## SET TASK
Locate the lines where "apples" occurs and copy them as they stand.

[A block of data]
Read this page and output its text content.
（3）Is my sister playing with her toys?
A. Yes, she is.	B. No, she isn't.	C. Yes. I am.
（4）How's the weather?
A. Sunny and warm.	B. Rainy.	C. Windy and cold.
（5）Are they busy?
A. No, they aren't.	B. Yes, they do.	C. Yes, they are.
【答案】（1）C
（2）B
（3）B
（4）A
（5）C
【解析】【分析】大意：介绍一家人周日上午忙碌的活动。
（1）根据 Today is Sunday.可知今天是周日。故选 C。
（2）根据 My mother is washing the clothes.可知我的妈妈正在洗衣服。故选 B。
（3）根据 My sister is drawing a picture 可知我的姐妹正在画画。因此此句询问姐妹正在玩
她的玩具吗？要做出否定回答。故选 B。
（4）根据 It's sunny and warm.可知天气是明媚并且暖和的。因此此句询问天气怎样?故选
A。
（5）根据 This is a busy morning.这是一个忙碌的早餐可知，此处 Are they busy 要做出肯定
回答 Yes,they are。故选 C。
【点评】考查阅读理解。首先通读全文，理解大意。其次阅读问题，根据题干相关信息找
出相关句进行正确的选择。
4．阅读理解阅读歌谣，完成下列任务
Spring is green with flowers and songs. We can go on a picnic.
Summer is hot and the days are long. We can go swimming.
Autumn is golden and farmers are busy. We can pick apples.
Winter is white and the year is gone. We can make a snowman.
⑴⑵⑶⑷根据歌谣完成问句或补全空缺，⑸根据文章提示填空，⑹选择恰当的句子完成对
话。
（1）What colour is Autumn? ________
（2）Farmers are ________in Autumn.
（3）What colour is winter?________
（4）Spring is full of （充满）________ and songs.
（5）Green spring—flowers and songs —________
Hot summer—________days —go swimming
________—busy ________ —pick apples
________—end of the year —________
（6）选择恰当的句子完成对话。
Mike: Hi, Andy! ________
--
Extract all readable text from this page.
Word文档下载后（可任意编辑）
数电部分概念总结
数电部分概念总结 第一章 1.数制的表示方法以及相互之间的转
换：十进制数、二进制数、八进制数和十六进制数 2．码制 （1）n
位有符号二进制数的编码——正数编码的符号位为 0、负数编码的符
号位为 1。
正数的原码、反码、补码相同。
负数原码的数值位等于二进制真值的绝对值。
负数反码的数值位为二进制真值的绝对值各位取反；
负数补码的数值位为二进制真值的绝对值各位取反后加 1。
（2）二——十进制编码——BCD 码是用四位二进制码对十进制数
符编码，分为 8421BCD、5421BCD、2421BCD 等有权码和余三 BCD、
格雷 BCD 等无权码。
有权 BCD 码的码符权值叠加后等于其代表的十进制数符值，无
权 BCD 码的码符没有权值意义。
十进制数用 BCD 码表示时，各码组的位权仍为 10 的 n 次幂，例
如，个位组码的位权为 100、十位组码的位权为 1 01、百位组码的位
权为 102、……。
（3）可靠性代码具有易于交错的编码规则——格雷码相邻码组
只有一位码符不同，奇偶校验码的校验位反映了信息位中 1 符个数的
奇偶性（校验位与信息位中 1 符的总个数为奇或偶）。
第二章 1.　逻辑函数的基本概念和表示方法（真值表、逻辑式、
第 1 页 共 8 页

## SOLVED PROBLEM
Autumn is golden and farmers are busy. We can pick apples.
________—busy ________ —pick apples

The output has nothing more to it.